Search the data for the word "Schedule" and copy every line where it occurs.

Data excerpts
= = = = =

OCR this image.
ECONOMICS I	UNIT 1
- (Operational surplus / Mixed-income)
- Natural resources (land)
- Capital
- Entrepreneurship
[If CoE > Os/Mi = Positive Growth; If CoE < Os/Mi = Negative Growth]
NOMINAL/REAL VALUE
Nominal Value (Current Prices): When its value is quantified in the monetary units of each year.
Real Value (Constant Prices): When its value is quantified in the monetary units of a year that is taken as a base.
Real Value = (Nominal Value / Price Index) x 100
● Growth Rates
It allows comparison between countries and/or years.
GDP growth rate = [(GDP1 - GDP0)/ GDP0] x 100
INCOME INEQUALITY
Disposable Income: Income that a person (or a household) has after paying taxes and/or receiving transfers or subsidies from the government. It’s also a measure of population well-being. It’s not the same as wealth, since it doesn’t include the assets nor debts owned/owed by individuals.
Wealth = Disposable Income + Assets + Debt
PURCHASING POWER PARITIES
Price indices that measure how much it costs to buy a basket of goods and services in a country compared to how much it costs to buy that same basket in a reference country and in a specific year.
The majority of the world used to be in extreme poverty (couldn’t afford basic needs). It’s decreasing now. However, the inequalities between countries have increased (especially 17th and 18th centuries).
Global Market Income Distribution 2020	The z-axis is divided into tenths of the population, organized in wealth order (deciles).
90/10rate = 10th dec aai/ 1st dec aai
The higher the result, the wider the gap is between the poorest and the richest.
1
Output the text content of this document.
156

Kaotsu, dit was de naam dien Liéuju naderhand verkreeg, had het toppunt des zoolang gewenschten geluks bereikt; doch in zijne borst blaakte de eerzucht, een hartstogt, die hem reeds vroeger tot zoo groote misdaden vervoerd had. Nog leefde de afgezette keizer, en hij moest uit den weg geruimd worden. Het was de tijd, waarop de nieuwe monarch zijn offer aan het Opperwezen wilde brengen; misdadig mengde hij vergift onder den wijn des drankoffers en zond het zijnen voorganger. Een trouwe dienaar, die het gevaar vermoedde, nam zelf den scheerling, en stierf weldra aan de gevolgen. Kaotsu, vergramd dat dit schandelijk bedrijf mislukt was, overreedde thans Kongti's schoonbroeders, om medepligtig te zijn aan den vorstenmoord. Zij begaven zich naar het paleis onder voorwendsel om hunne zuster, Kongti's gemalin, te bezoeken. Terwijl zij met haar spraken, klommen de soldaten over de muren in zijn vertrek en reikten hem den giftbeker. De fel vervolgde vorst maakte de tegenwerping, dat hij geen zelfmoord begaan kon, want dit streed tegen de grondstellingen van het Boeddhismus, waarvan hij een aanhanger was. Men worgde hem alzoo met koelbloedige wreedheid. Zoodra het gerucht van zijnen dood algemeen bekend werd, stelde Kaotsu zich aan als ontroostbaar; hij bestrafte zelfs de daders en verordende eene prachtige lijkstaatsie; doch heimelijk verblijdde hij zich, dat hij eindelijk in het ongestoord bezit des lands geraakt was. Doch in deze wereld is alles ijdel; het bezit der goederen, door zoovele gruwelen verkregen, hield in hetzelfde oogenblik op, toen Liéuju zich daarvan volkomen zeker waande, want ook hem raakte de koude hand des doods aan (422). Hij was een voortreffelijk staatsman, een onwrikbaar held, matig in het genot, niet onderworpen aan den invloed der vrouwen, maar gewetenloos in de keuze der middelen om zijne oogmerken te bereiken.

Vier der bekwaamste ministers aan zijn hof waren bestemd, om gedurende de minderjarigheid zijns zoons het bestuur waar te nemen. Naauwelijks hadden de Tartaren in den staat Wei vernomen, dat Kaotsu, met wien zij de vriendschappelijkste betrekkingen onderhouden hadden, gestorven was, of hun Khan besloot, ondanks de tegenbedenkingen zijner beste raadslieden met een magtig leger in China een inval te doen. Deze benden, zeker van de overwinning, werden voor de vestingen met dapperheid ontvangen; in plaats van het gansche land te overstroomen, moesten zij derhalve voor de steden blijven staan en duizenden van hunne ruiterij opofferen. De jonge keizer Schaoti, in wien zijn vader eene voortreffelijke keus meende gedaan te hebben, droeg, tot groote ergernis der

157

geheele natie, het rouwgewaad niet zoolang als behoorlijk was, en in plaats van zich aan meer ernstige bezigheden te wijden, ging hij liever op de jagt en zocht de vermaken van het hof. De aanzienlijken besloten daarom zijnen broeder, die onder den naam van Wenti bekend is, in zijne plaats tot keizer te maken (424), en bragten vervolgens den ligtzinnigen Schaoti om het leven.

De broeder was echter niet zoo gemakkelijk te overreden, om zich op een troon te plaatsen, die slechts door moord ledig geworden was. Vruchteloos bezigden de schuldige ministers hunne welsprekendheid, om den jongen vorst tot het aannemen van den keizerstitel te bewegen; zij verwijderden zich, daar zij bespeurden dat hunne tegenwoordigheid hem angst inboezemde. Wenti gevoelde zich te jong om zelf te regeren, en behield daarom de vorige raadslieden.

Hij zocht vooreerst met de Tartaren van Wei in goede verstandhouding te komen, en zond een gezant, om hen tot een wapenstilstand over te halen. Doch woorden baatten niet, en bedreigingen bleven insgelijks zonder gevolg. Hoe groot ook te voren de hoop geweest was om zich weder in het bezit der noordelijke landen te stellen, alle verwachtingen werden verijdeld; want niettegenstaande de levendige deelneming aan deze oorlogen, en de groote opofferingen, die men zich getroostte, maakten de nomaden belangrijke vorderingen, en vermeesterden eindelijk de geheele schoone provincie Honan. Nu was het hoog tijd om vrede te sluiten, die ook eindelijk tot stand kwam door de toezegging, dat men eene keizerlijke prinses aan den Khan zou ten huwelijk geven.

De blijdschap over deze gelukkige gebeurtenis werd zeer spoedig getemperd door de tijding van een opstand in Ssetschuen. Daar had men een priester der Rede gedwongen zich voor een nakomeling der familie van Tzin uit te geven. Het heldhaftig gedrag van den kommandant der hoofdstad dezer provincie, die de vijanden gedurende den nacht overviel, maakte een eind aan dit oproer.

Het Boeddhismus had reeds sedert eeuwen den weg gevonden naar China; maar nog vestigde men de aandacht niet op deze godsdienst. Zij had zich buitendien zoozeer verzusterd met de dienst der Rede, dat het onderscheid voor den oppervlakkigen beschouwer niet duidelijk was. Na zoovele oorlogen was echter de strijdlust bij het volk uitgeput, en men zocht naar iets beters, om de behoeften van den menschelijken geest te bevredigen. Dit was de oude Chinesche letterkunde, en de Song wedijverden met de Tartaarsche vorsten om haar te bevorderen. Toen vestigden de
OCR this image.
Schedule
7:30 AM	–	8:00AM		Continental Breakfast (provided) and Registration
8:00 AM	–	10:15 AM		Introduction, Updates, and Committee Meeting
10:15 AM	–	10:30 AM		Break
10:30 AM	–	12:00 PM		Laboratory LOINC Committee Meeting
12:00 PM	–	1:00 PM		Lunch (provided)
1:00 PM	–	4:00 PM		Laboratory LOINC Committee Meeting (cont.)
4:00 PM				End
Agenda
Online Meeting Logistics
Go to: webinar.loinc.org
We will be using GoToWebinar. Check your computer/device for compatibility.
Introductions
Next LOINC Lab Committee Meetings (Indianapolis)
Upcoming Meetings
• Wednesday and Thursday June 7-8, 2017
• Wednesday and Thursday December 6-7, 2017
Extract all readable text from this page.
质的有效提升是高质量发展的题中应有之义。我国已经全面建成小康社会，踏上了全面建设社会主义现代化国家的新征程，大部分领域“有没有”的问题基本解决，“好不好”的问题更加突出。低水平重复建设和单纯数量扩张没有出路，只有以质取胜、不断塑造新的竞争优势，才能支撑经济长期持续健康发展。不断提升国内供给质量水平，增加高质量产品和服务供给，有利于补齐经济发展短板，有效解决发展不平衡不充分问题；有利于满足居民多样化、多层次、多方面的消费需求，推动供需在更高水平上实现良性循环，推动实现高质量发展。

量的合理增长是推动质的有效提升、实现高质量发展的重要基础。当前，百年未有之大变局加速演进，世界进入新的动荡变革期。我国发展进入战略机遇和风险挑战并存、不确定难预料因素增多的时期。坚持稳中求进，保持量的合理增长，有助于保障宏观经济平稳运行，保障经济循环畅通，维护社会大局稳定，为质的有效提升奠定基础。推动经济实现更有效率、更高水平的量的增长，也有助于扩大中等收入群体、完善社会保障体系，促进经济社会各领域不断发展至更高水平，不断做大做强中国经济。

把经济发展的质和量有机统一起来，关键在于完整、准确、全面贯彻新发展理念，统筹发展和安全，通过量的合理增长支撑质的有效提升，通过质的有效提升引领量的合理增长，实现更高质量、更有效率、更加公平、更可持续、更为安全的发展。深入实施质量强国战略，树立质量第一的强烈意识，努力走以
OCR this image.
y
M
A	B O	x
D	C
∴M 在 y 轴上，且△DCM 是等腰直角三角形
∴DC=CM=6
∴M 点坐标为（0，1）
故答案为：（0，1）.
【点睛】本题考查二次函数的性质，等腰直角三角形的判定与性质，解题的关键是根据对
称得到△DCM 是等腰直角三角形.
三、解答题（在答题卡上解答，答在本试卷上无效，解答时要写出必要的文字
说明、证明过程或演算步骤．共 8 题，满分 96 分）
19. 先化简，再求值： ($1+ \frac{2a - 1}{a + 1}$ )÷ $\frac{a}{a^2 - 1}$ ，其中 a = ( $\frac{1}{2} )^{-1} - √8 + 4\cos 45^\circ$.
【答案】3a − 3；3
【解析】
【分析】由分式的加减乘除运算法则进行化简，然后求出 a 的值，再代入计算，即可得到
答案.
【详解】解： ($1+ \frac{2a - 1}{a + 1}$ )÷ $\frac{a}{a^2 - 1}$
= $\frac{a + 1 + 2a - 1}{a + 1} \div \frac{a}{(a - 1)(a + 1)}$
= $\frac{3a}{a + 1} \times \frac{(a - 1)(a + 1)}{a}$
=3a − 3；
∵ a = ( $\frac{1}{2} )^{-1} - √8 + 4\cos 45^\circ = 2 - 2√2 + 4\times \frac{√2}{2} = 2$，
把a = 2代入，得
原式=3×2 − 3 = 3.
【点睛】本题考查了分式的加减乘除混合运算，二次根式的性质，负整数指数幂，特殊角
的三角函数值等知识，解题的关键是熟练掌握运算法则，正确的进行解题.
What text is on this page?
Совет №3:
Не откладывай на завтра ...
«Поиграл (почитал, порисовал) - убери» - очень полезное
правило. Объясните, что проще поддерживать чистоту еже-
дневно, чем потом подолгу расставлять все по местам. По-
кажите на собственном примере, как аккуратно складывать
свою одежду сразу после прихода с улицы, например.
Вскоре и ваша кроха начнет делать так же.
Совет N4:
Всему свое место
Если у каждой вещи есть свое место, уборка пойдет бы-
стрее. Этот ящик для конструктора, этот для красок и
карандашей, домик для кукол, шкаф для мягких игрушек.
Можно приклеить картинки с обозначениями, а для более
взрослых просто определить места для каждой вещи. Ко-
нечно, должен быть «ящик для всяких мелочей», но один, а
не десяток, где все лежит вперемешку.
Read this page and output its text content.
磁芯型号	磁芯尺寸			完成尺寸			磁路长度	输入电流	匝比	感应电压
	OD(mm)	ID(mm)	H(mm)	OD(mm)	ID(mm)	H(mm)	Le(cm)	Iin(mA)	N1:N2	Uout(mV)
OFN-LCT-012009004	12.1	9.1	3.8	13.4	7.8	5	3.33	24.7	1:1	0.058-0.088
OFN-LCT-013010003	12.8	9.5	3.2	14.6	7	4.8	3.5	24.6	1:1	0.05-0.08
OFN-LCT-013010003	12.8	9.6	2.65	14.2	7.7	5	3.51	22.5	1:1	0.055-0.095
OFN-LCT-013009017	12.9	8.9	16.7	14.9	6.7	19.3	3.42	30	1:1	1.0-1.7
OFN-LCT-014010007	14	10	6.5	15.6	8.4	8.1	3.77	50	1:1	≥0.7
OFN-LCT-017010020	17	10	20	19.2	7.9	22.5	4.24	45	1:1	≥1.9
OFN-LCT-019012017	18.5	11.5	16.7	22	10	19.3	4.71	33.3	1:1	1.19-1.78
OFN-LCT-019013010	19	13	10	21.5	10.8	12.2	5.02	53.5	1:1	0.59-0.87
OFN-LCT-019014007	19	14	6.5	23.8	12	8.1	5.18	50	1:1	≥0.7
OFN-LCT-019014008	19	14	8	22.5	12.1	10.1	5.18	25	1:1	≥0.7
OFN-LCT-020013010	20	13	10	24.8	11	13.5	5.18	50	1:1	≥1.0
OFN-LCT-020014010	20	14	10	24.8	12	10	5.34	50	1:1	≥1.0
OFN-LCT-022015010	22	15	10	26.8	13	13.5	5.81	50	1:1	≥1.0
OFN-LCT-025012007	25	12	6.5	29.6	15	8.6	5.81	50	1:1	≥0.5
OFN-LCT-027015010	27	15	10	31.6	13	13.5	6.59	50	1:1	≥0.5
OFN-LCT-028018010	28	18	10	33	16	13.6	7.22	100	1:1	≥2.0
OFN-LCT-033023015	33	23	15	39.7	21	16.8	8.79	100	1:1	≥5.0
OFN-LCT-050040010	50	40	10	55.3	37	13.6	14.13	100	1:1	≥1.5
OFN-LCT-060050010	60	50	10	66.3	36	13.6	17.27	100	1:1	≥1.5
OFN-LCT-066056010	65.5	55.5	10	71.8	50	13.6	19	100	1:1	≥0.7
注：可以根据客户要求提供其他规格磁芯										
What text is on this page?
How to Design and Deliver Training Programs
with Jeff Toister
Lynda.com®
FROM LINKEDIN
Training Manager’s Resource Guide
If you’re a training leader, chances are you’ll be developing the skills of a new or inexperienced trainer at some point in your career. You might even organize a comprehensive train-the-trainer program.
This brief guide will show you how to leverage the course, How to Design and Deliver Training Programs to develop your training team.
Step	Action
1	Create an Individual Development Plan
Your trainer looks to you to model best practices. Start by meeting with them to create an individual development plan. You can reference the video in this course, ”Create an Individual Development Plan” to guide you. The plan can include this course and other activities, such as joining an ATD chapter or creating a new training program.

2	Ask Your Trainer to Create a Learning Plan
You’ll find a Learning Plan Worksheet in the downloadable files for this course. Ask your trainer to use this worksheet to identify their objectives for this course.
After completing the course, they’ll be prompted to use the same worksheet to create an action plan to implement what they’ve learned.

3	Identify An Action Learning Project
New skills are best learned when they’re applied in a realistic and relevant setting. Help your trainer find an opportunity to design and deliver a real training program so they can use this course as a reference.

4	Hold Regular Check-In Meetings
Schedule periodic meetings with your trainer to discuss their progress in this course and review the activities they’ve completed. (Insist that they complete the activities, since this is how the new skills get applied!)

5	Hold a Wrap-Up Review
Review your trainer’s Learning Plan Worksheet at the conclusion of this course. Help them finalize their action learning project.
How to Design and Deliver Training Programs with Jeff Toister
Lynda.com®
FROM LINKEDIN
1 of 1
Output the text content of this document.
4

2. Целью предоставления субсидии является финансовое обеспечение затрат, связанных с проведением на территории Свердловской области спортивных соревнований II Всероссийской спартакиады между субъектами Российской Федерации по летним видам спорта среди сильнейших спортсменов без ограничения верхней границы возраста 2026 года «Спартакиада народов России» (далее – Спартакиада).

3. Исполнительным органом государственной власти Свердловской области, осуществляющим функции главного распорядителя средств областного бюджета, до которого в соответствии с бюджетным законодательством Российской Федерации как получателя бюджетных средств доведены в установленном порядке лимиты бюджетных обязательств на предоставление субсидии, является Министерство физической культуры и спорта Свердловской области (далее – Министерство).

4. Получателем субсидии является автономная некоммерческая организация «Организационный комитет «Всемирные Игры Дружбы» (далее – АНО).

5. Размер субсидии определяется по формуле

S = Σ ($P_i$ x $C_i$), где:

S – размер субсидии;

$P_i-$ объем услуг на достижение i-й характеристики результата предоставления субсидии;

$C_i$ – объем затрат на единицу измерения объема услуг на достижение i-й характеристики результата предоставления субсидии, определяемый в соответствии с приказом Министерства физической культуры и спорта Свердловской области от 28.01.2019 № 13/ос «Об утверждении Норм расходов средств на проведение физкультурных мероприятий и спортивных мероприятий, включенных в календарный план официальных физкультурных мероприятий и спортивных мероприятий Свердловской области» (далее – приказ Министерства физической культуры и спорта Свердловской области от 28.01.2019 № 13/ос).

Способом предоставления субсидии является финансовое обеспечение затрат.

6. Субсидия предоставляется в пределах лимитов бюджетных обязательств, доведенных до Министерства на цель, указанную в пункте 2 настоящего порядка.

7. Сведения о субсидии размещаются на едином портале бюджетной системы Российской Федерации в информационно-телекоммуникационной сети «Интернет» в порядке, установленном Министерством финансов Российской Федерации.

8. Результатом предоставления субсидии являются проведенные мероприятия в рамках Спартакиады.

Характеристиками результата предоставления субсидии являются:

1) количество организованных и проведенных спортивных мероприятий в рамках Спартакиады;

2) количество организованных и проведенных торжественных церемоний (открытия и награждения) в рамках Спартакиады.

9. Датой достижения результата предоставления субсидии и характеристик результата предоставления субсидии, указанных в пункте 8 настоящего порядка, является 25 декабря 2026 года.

= = = = =

▸ **ANSWER IN FULL**
Schedule
Schedule periodic meetings with your trainer to discuss their progress in this course and review the activities they’ve completed. (Insist that they complete the activities, since this is how the new skills get applied!)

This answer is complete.